Texto mostrado:
──────

Empero, lo que se necesita con urgencia son nuevas y mejores técnicas de conservación. Tal vez la BN de París haya progresado más en la restauración de libros que cualquiera de las grandes bibliotecas europeas. En los talleres de su centro de conservación, en Sablésur-Sarthe, al sudoeste de París, observé a hombres y mujeres jóvenes trabajar con pinceles, navajas, tintas y pegamentos, reparando páginas Y pastas mutiladas. Siguiendo técnicas antiguas y modernas, pueden restaurar papel arrugado y roído por los gusanos y devolverle el fresco aspecto que tenía cuando salió de la prensa. En 900 horas-hombre de trabajo, los artesanos de la BN restauraron el manuscrito original de Los miserables de Víctor Hugo.
Obviamente, para rescatar el gran acopio de libros de temas generales se requieren medidas más ágiles. Por suerte, ya se pueden reforzar libros y documentos recubriendo sus hojas por ambos lados con una fina y trasparente película de poliamida. En Sablé, antes de someterlos a este procedimiento, los volúmenes se liberan de ácidos siguiendo un método descubierto y desarrollado en Canadá y adaptado para la BN por el Centro Francés de Investigación para la Conservación de Documentos Gráficos. Se meten unos 50 libros a un horno para restarles humedad, y después se sumergen en un baño de metoximetilo carbonato de magnesio, que neutraliza los ácidos presentes en el papel y forma una base alcalina para evitar que se formen nuevamente. JeanMarie Arnoult, que dirige las operaciones, espera tratar dentro de poco, con este método, hasta 1000 volúmenes diarios.

──────

Tareas del ejercicio:
(a) Enumera los instrumentos y materiales con los que, según el texto sobre la conservación de libros, trabajaban los hombres y mujeres jóvenes en los talleres del centro de conservación.
(b) Cita el fragmento del texto sobre la conservación de libros que comienza con "Empero, lo que" y continúa hasta "de Víctor Hugo.".

──────

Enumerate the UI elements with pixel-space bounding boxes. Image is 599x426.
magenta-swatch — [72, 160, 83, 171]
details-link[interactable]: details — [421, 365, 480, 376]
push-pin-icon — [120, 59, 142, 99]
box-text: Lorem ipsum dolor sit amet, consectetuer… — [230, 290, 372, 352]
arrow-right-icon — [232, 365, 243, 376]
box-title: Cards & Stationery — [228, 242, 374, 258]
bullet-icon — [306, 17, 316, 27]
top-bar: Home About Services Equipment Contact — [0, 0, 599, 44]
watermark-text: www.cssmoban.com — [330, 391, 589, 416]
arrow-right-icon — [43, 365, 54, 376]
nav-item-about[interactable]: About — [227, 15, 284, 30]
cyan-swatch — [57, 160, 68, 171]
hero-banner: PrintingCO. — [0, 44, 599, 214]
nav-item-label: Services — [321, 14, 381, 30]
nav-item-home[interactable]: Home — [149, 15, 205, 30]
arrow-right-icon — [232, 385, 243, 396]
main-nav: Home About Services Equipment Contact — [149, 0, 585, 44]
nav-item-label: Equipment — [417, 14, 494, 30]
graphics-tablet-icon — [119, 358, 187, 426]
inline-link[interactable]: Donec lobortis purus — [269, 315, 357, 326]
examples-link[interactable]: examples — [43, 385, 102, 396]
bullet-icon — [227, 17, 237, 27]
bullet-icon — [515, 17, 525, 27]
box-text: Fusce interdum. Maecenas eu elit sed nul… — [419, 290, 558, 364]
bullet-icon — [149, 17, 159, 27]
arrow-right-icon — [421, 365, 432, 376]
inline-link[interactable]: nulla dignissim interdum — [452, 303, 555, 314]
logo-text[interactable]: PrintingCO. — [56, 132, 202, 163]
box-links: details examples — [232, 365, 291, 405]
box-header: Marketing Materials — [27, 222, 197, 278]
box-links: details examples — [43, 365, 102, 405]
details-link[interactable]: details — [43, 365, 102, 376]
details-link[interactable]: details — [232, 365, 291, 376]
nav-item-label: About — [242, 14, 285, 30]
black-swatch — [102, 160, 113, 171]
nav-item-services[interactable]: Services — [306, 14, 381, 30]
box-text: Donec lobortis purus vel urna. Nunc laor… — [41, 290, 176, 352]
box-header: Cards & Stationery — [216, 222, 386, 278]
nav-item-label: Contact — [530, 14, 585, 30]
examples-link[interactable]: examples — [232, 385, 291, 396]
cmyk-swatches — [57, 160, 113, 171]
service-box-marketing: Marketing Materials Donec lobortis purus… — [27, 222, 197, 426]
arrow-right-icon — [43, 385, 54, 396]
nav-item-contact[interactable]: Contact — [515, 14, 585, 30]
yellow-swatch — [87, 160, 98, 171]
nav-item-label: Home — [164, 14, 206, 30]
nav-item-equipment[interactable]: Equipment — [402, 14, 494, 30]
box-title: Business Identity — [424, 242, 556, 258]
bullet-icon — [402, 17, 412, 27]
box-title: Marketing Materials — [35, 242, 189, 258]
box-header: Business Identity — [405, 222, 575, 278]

──────

Tus respuestas:
(a) Pinceles, navajas, tintas y pegamentos.

(b)
Empero, lo que se necesita con urgencia son nuevas y mejores técnicas de conservación. Tal vez la BN de París haya progresado más en la restauración de libros que cualquiera de las grandes bibliotecas europeas. En los talleres de su centro de conservación, en Sablésur-Sarthe, al sudoeste de París, observé a hombres y mujeres jóvenes trabajar con pinceles, navajas, tintas y pegamentos, reparando páginas Y pastas mutiladas. Siguiendo técnicas antiguas y modernas, pueden restaurar papel arrugado y roído por los gusanos y devolverle el fresco aspecto que tenía cuando salió de la prensa. En 900 horas-hombre de trabajo, los artesanos de la BN restauraron el manuscrito original de Los miserables de Víctor Hugo.